Go through the lines below and copy each one that holds the string "confirm".

* START INPUT ROWS *

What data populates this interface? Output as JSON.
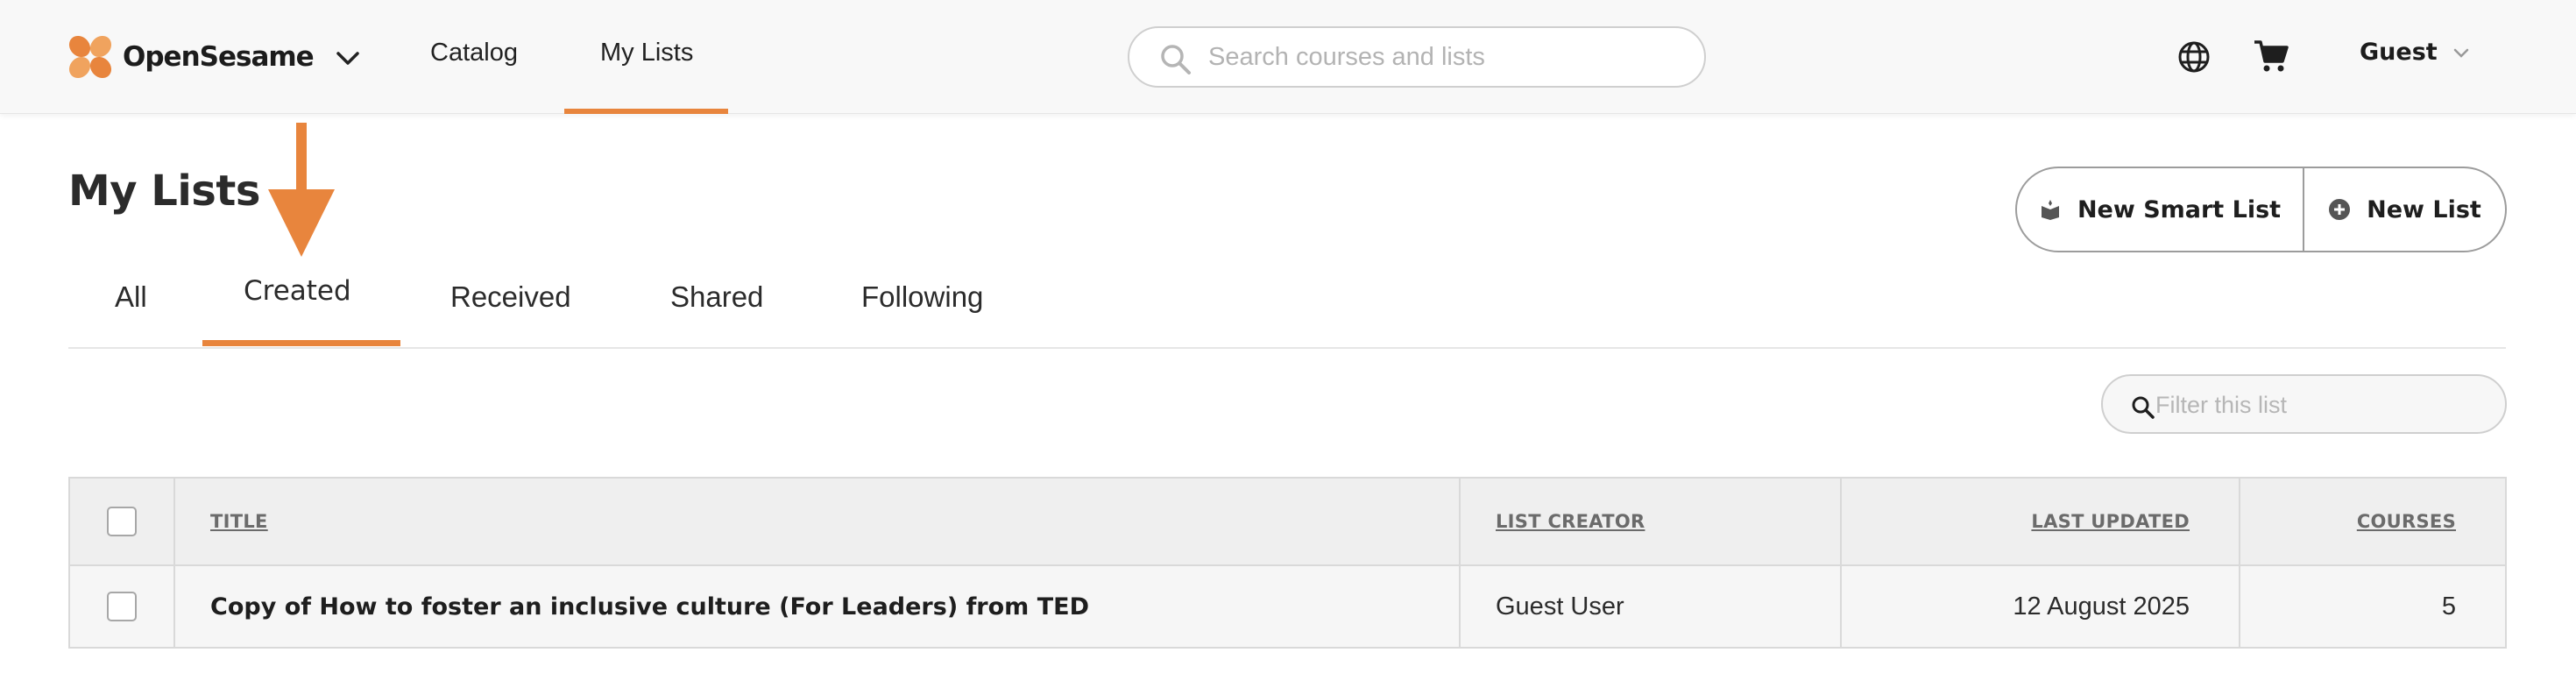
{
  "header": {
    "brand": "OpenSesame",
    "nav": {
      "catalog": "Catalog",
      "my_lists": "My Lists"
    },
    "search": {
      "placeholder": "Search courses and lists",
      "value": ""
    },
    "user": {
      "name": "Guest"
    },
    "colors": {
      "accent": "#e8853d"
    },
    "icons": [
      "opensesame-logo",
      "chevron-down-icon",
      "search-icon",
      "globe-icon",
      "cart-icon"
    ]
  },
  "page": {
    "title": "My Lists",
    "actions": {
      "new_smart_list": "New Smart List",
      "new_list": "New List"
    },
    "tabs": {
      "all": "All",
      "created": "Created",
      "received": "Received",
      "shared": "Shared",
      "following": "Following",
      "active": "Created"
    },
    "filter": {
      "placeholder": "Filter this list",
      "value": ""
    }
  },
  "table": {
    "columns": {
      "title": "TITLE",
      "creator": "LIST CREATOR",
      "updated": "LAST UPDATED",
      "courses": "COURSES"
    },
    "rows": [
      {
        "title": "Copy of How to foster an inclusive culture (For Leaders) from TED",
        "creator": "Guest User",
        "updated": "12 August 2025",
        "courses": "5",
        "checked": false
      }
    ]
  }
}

* END INPUT ROWS *
* START INPUT ROWS *

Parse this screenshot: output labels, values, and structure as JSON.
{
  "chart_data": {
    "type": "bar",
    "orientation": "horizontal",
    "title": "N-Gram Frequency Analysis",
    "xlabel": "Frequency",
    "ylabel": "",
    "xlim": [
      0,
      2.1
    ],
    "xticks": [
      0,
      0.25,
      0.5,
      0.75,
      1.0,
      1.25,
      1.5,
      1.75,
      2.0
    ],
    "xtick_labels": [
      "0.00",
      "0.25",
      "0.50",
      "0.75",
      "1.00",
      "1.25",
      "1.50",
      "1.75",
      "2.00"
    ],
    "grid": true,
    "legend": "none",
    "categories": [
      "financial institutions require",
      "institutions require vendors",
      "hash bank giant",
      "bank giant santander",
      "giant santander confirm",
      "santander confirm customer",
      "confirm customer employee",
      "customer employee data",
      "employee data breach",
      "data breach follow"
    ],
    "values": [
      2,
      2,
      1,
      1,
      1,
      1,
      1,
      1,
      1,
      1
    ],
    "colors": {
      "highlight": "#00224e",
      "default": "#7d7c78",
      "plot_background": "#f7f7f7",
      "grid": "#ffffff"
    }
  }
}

* END INPUT ROWS *

## ANSWER BELOW
      "giant santander confirm",
      "santander confirm customer",
      "confirm customer employee",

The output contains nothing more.